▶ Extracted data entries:
--- START ---
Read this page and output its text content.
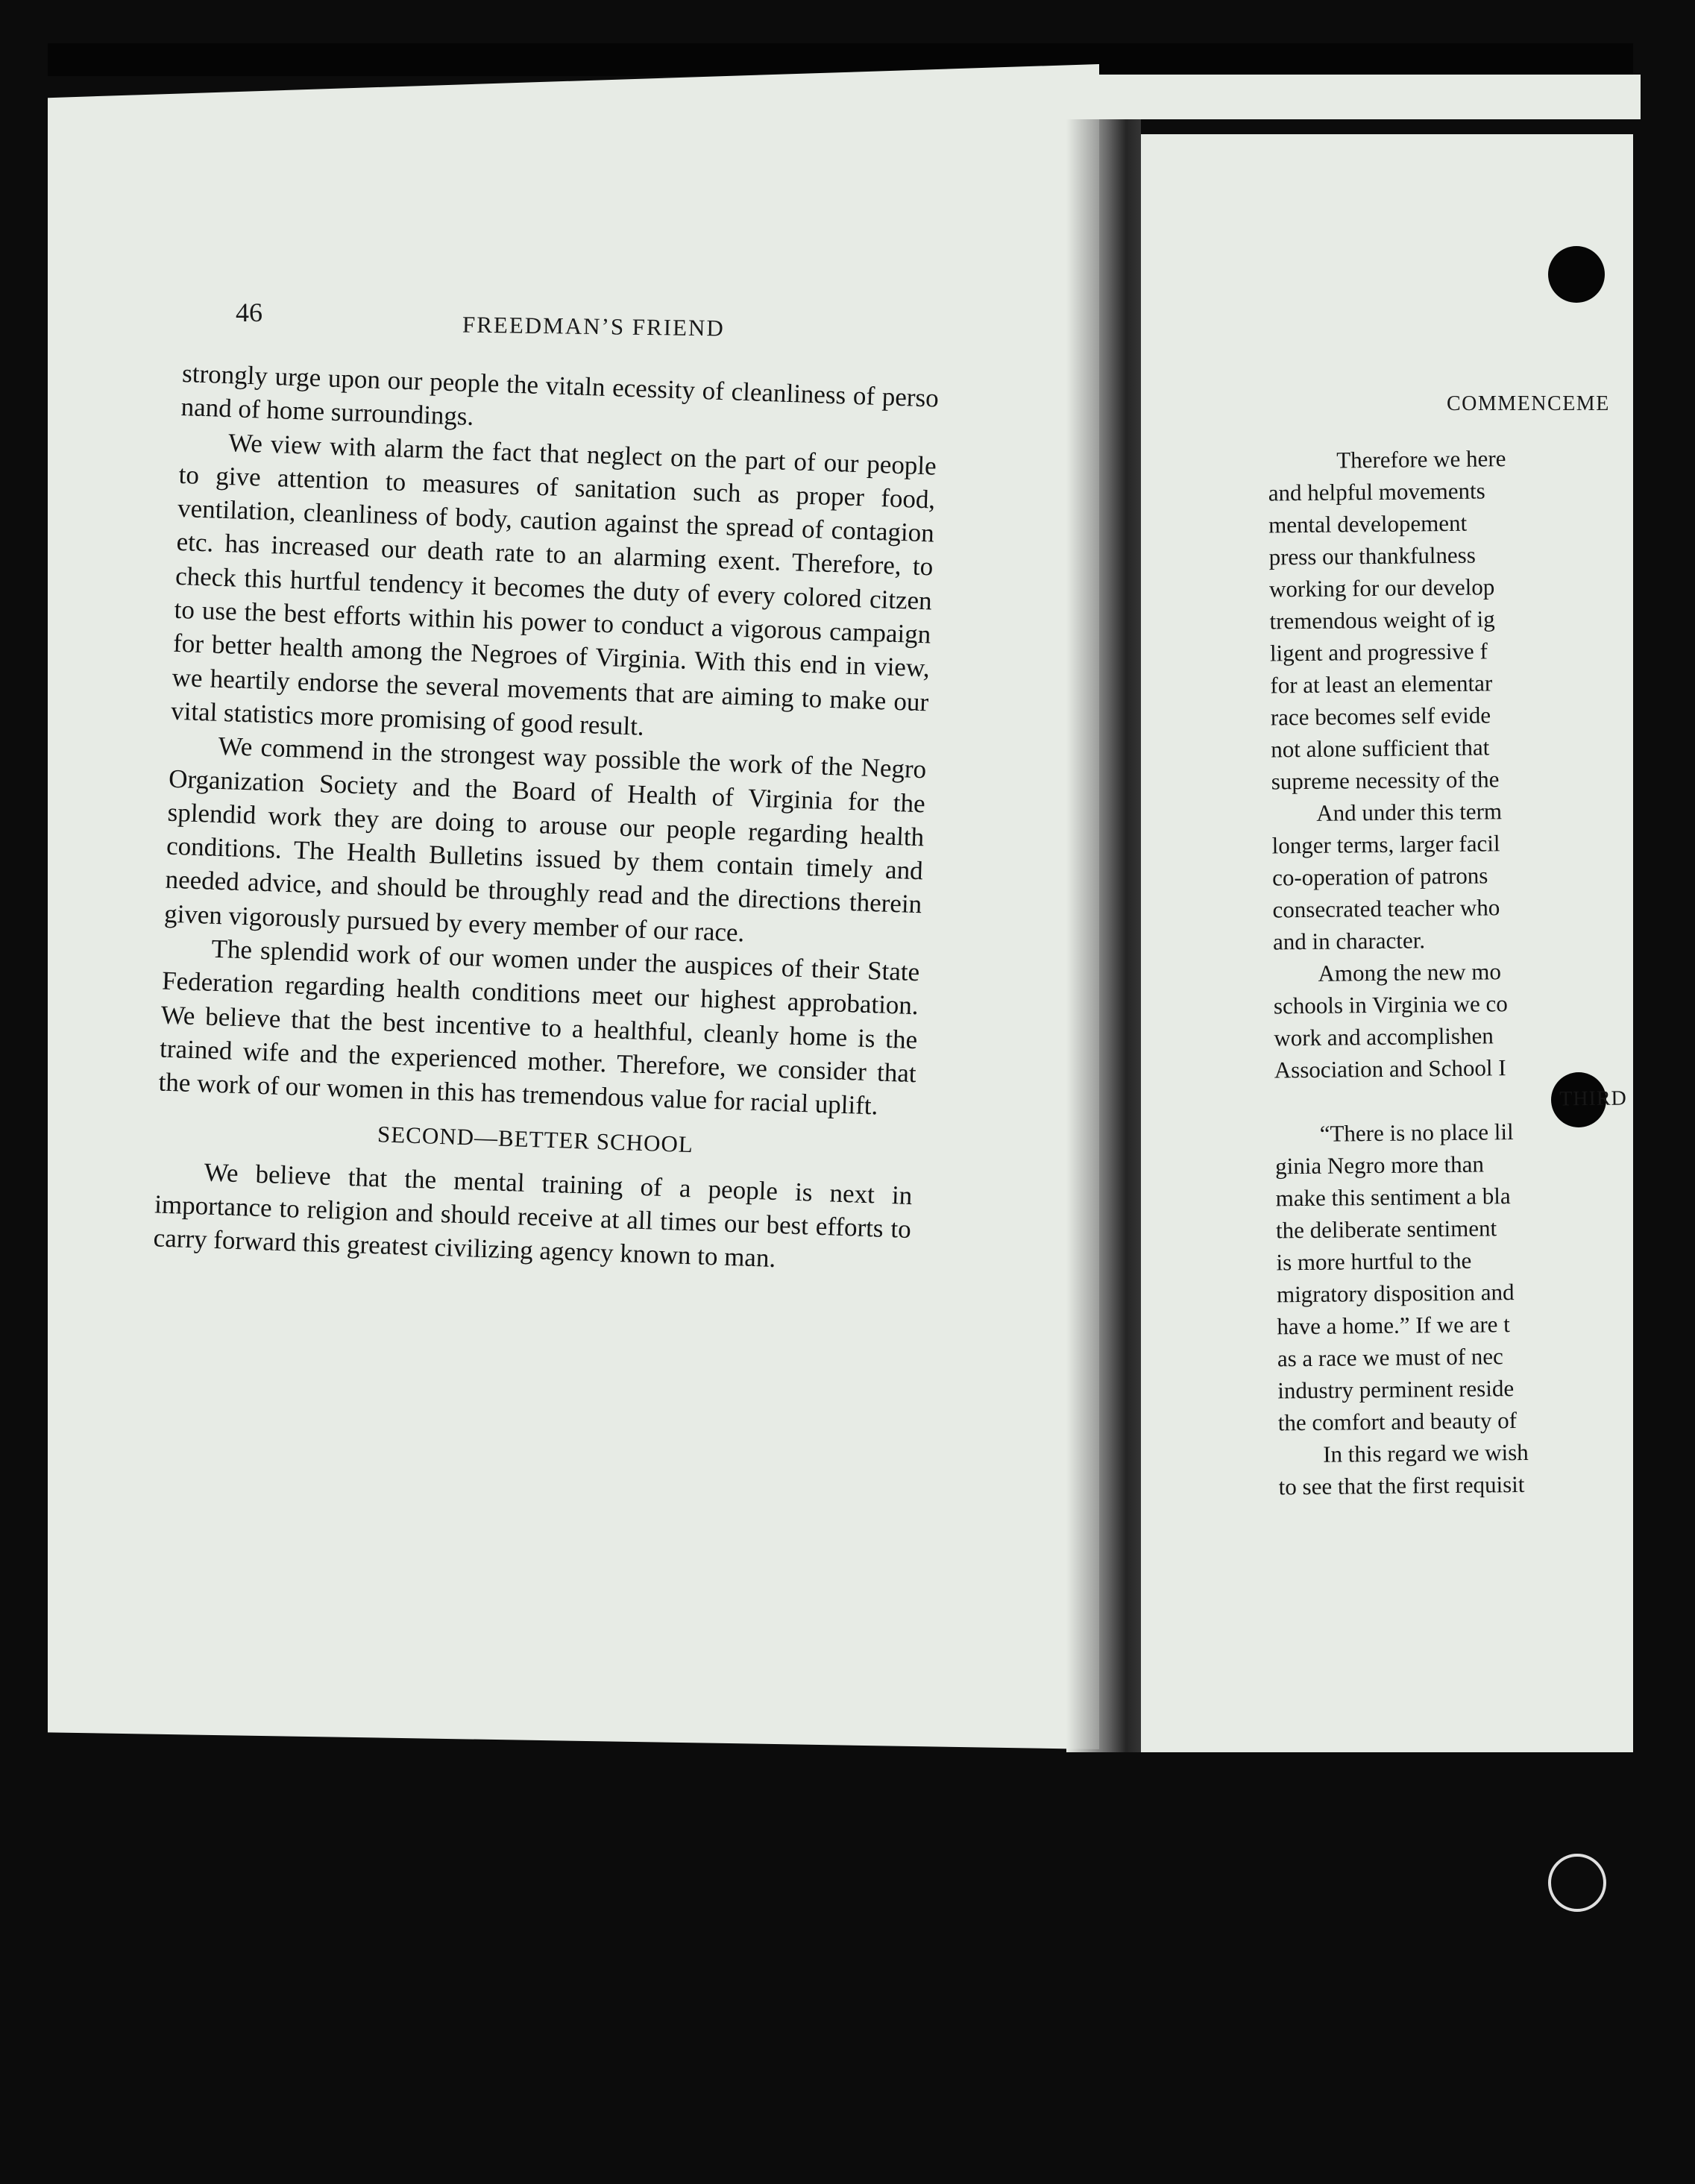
46	FREEDMAN’S FRIEND

strongly urge upon our people the vitaln ecessity of cleanliness of perso nand of home surroundings.

We view with alarm the fact that neglect on the part of our people to give attention to measures of sanitation such as proper food, ventilation, cleanliness of body, caution against the spread of contagion etc. has increased our death rate to an alarming exent. Therefore, to check this hurtful tendency it becomes the duty of every colored citzen to use the best efforts within his power to conduct a vigorous campaign for better health among the Negroes of Virginia. With this end in view, we heartily endorse the several movements that are aiming to make our vital statistics more promising of good result.

We commend in the strongest way possible the work of the Negro Organization Society and the Board of Health of Virginia for the splendid work they are doing to arouse our people regarding health conditions. The Health Bulletins issued by them contain timely and needed advice, and should be throughly read and the directions therein given vigorously pursued by every member of our race.

The splendid work of our women under the auspices of their State Federation regarding health conditions meet our highest approbation. We believe that the best incentive to a healthful, cleanly home is the trained wife and the experienced mother. Therefore, we consider that the work of our women in this has tremendous value for racial uplift.

SECOND—BETTER SCHOOL

We believe that the mental training of a people is next in importance to religion and should receive at all times our best efforts to carry forward this greatest civilizing agency known to man.

COMMENCEME
Therefore we here
and helpful movements
mental developement
press our thankfulness
working for our develop
tremendous weight of ig
ligent and progressive f
for at least an elementar
race becomes self evide
not alone sufficient that
supreme necessity of the
And under this term
longer terms, larger facil
co-operation of patrons
consecrated teacher who
and in character.
Among the new mo
schools in Virginia we co
work and accomplishen
Association and School I
THIRD
“There is no place lil
ginia Negro more than
make this sentiment a bla
the deliberate sentiment
is more hurtful to the
migratory disposition and
have a home.” If we are t
as a race we must of nec
industry perminent reside
the comfort and beauty of
In this regard we wish
to see that the first requisit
--- END ---
▶ EXERCISE: From the listing above, print every entry precisely and drop the pictures.

▶ SOLUTION:
Read this page and output its text content.
46	FREEDMAN’S FRIEND

strongly urge upon our people the vitaln ecessity of cleanliness of perso nand of home surroundings.

We view with alarm the fact that neglect on the part of our people to give attention to measures of sanitation such as proper food, ventilation, cleanliness of body, caution against the spread of contagion etc. has increased our death rate to an alarming exent. Therefore, to check this hurtful tendency it becomes the duty of every colored citzen to use the best efforts within his power to conduct a vigorous campaign for better health among the Negroes of Virginia. With this end in view, we heartily endorse the several movements that are aiming to make our vital statistics more promising of good result.

We commend in the strongest way possible the work of the Negro Organization Society and the Board of Health of Virginia for the splendid work they are doing to arouse our people regarding health conditions. The Health Bulletins issued by them contain timely and needed advice, and should be throughly read and the directions therein given vigorously pursued by every member of our race.

The splendid work of our women under the auspices of their State Federation regarding health conditions meet our highest approbation. We believe that the best incentive to a healthful, cleanly home is the trained wife and the experienced mother. Therefore, we consider that the work of our women in this has tremendous value for racial uplift.

SECOND—BETTER SCHOOL

We believe that the mental training of a people is next in importance to religion and should receive at all times our best efforts to carry forward this greatest civilizing agency known to man.

COMMENCEME
Therefore we here
and helpful movements
mental developement
press our thankfulness
working for our develop
tremendous weight of ig
ligent and progressive f
for at least an elementar
race becomes self evide
not alone sufficient that
supreme necessity of the
And under this term
longer terms, larger facil
co-operation of patrons
consecrated teacher who
and in character.
Among the new mo
schools in Virginia we co
work and accomplishen
Association and School I
THIRD
“There is no place lil
ginia Negro more than
make this sentiment a bla
the deliberate sentiment
is more hurtful to the
migratory disposition and
have a home.” If we are t
as a race we must of nec
industry perminent reside
the comfort and beauty of
In this regard we wish
to see that the first requisit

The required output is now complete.